» Exercise description: Provide only the number of lines in the records below that include "ffffff".

▶

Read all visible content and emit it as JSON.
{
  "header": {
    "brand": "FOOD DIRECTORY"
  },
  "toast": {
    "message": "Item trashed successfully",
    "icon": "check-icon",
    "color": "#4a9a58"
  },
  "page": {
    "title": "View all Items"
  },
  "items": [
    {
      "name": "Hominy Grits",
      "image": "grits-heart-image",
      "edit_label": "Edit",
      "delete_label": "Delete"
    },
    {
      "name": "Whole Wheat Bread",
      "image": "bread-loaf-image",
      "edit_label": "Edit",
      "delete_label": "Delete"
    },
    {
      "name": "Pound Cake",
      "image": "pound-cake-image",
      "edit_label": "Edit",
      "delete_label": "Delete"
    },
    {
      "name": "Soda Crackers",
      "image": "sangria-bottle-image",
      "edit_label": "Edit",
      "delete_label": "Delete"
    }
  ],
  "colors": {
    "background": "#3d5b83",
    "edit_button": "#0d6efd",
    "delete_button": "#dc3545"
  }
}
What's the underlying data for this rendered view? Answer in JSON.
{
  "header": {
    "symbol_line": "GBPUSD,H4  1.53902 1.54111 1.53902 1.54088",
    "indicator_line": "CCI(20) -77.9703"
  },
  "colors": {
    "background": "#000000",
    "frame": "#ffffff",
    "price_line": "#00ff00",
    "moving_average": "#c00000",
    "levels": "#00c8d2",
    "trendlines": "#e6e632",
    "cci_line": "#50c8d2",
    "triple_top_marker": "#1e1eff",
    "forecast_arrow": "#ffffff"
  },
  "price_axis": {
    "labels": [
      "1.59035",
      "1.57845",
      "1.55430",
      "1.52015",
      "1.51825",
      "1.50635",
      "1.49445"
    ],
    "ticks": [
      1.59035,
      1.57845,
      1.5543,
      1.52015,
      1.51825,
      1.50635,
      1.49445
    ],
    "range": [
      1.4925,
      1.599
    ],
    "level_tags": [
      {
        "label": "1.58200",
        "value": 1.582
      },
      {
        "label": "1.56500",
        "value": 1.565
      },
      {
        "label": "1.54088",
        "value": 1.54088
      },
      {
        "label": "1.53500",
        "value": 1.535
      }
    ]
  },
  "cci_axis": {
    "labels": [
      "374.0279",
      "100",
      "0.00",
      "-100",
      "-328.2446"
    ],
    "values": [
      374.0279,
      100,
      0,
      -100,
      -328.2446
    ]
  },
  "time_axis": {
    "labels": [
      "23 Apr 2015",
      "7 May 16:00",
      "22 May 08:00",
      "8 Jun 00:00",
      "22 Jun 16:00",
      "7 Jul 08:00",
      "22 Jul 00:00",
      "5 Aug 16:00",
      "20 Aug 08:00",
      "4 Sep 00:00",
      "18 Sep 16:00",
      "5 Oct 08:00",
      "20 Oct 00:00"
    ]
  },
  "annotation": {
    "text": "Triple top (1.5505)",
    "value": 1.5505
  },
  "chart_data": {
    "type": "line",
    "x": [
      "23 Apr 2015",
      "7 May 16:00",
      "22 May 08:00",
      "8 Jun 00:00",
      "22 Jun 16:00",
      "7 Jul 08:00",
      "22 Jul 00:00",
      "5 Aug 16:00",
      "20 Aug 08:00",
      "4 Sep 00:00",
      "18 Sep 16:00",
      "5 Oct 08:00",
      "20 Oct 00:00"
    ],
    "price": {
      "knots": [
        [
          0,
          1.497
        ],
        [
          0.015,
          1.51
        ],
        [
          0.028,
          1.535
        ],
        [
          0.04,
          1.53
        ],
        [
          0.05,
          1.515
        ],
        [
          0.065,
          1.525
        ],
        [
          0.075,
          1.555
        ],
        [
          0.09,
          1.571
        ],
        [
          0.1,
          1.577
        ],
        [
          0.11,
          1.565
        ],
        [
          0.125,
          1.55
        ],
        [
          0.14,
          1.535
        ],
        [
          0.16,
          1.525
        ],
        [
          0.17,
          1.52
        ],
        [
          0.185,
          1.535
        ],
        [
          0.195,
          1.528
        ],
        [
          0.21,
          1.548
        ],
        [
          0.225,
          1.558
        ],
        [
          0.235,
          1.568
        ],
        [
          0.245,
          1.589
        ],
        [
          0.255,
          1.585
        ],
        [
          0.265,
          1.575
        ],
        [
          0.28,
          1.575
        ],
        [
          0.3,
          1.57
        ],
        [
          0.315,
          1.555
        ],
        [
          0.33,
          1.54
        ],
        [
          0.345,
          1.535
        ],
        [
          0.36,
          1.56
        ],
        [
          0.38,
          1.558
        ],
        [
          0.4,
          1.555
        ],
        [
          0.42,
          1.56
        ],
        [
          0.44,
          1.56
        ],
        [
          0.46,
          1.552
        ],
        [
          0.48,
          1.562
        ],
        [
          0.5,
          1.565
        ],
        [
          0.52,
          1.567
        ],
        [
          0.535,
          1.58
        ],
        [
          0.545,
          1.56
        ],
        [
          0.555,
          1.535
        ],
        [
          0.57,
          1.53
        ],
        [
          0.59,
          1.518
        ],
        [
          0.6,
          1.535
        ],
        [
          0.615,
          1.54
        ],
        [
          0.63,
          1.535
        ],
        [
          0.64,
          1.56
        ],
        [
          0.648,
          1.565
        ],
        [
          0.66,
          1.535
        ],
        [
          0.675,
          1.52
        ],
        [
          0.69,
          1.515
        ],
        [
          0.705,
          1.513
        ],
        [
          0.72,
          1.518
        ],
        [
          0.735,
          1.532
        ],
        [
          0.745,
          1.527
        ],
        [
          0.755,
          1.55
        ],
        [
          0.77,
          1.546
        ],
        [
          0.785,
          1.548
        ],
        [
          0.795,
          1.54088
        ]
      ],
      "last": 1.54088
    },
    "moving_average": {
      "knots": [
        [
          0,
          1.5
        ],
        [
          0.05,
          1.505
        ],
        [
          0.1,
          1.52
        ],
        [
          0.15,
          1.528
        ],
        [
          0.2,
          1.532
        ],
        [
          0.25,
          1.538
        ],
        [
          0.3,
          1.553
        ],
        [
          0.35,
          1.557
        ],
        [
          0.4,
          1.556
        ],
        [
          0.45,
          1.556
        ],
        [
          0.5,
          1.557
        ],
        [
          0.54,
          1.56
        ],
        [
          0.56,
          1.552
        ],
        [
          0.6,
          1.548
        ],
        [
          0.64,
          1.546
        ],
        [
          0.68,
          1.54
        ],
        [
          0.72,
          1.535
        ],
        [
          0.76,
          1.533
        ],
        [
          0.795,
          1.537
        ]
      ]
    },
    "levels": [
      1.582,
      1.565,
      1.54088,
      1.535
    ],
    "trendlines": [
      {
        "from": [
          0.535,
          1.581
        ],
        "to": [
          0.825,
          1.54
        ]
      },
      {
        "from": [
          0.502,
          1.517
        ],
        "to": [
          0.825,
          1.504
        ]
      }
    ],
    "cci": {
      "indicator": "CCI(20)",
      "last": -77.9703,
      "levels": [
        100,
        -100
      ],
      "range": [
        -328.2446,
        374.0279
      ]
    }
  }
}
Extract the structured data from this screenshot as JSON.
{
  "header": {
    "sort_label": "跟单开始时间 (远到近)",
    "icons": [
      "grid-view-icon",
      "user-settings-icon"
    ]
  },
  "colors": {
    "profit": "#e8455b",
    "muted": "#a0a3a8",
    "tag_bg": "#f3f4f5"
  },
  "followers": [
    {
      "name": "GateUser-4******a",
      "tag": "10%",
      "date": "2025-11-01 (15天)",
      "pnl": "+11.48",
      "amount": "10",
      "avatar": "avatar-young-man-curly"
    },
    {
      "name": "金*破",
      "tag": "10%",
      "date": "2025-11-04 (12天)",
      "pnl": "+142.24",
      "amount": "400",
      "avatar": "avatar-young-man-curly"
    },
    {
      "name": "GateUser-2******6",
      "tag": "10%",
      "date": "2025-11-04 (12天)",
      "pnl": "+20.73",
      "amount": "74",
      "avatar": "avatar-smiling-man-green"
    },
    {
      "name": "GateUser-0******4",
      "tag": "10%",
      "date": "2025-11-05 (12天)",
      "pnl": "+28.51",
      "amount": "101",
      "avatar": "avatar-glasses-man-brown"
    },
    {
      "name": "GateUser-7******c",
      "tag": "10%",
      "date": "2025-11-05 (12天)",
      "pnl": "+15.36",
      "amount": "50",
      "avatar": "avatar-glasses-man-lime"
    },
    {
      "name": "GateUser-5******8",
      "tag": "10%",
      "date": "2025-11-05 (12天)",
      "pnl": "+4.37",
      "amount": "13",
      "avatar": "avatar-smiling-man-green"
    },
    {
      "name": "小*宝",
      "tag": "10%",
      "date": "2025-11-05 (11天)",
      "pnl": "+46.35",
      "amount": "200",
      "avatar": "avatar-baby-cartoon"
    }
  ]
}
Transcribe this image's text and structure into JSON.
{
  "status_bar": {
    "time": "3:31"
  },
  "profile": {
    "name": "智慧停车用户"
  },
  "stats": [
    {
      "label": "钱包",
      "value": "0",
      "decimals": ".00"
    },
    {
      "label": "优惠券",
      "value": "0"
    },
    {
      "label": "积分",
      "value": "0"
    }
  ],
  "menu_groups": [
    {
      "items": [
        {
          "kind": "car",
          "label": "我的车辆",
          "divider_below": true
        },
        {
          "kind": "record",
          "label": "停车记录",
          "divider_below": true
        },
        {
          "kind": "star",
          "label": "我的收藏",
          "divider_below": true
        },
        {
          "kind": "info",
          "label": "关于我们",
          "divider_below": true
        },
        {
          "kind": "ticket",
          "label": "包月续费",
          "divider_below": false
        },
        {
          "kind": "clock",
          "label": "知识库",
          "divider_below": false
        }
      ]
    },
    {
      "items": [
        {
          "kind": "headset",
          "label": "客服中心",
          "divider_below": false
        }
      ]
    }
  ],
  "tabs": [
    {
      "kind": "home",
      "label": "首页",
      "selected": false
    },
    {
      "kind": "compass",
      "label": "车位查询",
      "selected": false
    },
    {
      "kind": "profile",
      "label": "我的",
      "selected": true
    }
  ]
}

◀

» Output of the exercise: 2